Data items
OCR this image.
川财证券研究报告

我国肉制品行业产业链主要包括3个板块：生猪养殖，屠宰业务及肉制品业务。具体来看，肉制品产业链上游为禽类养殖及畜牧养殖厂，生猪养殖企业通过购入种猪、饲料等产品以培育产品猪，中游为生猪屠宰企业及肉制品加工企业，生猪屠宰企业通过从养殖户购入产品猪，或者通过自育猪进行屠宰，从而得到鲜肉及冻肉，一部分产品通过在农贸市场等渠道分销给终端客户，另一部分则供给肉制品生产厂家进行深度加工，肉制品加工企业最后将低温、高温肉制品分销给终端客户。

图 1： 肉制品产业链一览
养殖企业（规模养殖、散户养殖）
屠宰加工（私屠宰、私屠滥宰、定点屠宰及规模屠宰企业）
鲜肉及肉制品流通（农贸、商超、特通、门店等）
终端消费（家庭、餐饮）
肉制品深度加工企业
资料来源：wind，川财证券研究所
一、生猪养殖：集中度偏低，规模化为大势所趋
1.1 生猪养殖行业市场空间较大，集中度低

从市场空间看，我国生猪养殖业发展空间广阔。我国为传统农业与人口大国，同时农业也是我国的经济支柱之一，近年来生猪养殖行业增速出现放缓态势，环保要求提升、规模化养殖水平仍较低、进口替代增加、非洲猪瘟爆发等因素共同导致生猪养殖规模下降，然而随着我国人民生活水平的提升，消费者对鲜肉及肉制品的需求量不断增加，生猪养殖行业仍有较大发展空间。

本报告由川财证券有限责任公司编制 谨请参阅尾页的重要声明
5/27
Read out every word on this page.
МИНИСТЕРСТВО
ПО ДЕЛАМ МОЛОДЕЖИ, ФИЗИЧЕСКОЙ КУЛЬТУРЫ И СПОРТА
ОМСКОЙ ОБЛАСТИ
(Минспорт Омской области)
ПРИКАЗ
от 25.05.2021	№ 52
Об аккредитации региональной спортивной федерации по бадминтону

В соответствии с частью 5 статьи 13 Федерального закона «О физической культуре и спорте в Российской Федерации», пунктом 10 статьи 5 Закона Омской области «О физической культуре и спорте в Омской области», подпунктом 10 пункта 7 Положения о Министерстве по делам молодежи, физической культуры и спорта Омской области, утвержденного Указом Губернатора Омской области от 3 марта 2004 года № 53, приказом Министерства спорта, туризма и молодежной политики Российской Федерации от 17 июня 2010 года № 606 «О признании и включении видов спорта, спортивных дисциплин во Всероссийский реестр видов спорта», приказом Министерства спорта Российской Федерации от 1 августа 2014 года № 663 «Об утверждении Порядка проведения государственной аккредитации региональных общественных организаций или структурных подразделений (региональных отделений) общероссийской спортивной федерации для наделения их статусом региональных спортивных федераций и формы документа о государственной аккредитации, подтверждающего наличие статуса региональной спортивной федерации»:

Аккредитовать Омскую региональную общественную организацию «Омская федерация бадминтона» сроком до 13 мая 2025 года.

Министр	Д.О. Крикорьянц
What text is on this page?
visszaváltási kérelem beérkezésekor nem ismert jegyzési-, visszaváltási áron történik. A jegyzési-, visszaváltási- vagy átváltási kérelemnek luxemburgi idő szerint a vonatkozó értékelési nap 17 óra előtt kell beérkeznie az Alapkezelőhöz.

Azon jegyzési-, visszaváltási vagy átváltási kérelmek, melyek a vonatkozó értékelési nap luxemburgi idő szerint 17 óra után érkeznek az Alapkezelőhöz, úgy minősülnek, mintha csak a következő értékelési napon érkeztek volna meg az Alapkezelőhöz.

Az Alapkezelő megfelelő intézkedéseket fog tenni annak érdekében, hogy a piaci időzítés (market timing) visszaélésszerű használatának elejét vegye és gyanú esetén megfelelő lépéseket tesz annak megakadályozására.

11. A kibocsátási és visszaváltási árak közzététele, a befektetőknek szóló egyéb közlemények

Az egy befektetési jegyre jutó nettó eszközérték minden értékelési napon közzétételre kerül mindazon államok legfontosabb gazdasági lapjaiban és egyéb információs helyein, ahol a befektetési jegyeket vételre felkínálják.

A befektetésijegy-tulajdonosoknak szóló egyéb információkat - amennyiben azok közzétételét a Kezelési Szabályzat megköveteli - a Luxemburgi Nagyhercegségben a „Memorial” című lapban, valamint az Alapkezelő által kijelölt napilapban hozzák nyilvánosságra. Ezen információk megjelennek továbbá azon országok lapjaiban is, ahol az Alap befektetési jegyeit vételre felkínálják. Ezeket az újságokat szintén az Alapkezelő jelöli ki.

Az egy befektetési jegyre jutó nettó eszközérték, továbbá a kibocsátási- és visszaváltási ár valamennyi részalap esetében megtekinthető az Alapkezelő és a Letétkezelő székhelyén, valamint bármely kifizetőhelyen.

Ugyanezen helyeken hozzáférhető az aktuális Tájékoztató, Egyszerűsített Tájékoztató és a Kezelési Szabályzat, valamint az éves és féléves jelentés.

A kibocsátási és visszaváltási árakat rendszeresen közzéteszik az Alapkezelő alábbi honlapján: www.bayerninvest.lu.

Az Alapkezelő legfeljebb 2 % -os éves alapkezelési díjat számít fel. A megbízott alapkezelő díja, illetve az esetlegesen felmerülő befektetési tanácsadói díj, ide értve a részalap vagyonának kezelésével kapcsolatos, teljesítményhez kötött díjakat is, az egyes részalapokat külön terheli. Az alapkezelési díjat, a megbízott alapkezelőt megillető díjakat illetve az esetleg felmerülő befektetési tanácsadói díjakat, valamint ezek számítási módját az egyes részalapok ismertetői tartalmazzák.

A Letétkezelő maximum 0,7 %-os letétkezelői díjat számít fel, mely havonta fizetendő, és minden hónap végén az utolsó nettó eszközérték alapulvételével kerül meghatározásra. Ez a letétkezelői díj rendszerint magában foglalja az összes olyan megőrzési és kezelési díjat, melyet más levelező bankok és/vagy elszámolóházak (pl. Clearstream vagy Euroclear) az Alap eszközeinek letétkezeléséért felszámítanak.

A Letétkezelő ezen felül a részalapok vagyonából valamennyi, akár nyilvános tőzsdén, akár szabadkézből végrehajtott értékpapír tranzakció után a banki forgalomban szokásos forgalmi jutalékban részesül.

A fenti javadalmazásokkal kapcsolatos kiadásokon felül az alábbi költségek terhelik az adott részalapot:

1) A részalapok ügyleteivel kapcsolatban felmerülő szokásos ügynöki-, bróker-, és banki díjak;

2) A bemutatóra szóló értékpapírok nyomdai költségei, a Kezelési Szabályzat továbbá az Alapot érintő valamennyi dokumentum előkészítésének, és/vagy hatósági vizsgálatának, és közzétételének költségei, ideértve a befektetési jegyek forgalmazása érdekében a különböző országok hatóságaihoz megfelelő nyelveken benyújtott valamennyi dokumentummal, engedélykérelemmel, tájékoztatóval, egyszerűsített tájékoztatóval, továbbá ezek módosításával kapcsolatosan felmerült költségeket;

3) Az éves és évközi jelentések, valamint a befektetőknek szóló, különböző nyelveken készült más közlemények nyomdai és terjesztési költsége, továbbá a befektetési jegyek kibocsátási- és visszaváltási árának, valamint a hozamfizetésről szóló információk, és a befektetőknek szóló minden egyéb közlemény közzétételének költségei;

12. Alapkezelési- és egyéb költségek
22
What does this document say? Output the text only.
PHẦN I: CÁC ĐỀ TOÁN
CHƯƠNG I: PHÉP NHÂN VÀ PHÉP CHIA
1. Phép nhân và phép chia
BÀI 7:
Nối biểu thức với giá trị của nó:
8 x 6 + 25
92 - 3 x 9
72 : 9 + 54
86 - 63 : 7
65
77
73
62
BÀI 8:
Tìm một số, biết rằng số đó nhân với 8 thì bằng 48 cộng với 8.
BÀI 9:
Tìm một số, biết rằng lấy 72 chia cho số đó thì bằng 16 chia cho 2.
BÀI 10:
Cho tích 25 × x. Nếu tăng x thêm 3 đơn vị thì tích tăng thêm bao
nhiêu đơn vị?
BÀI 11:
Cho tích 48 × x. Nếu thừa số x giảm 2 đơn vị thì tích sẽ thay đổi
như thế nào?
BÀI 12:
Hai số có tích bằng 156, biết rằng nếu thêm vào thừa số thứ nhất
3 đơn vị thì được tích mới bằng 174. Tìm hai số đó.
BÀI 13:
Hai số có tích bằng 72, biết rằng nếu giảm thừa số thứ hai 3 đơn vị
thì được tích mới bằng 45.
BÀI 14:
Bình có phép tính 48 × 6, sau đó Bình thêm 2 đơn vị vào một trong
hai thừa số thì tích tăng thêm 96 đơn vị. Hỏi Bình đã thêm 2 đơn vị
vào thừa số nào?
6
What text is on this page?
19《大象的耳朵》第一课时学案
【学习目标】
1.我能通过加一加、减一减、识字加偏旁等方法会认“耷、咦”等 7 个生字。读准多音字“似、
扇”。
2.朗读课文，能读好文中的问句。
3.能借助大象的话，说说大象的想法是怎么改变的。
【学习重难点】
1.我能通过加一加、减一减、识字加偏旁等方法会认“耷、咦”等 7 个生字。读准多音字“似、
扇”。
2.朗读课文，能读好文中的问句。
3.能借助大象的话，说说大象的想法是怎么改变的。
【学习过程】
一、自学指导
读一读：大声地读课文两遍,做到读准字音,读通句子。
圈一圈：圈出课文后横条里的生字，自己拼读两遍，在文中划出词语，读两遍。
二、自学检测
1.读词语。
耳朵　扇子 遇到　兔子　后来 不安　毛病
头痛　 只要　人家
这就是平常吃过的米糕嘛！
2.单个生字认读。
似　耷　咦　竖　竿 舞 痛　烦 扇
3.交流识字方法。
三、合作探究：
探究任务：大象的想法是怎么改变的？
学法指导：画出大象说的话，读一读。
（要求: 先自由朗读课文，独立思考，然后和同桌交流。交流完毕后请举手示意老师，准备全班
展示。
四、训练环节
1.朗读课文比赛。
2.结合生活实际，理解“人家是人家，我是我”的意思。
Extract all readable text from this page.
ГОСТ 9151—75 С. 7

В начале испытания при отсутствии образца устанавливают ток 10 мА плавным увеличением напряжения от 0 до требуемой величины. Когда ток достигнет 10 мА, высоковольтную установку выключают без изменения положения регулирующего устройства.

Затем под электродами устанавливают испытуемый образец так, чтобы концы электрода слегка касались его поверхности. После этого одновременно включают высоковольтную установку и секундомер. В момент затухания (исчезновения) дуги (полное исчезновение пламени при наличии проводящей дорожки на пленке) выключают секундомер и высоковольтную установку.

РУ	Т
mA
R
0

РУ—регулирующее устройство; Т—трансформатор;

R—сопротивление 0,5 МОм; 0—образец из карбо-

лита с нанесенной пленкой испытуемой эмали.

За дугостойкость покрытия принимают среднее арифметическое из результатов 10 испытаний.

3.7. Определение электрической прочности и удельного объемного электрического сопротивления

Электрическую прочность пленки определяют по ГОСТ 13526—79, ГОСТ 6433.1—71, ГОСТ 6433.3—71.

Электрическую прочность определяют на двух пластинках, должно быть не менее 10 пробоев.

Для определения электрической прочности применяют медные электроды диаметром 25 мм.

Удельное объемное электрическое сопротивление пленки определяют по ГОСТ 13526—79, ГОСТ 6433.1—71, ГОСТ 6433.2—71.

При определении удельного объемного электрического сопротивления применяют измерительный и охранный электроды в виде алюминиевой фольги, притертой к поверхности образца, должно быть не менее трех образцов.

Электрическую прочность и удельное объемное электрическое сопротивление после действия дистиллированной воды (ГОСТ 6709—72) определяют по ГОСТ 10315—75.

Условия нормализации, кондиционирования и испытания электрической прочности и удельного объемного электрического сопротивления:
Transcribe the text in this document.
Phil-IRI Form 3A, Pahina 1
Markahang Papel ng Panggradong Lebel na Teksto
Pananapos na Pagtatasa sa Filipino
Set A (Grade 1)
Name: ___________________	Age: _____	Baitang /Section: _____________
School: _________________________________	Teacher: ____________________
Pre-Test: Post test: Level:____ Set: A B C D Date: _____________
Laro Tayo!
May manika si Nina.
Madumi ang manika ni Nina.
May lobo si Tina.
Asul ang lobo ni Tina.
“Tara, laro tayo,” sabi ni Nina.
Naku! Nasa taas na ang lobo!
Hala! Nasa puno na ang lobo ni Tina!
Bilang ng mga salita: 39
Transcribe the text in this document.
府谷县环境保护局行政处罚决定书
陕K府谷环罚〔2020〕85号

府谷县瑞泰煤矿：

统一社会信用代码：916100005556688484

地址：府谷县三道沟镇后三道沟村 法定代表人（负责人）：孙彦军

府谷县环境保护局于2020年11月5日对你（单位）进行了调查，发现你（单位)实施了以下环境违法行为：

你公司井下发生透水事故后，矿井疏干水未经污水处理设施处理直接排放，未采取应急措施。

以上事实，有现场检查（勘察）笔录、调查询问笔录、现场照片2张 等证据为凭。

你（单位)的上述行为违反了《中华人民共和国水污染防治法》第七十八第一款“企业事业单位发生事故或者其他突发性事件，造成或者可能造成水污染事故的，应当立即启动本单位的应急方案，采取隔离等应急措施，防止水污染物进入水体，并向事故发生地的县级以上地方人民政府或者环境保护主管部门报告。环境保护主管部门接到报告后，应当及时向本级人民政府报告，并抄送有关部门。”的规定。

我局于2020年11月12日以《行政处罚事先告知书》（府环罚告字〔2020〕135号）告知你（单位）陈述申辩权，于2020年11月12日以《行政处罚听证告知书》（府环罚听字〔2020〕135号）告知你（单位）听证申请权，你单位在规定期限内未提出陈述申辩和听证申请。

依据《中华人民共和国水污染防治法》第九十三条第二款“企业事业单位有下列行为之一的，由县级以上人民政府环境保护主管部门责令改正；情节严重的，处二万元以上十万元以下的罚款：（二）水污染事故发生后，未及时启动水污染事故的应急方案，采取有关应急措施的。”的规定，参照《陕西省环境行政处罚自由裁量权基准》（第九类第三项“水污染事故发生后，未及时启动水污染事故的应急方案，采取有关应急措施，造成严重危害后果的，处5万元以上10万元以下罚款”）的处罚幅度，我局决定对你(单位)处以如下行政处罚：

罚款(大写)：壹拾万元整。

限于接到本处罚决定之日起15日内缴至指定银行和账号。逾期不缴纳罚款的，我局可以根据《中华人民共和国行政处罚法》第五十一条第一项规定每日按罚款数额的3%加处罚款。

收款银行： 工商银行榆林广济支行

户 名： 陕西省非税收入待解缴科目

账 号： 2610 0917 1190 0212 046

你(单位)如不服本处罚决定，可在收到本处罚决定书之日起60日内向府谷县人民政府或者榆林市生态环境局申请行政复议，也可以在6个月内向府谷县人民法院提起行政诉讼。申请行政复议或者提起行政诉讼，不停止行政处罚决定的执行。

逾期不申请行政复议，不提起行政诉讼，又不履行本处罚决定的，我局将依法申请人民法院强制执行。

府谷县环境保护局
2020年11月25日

▸ **Exercise description**
Only lines that contain the word "vételre" are wanted; copy each of them.

▸ **Task response**
Az egy befektetési jegyre jutó nettó eszközérték minden értékelési napon közzétételre kerül mindazon államok legfontosabb gazdasági lapjaiban és egyéb információs helyein, ahol a befektetési jegyeket vételre felkínálják.
A befektetésijegy-tulajdonosoknak szóló egyéb információkat - amennyiben azok közzétételét a Kezelési Szabályzat megköveteli - a Luxemburgi Nagyhercegségben a „Memorial” című lapban, valamint az Alapkezelő által kijelölt napilapban hozzák nyilvánosságra. Ezen információk megjelennek továbbá azon országok lapjaiban is, ahol az Alap befektetési jegyeit vételre felkínálják. Ezeket az újságokat szintén az Alapkezelő jelöli ki.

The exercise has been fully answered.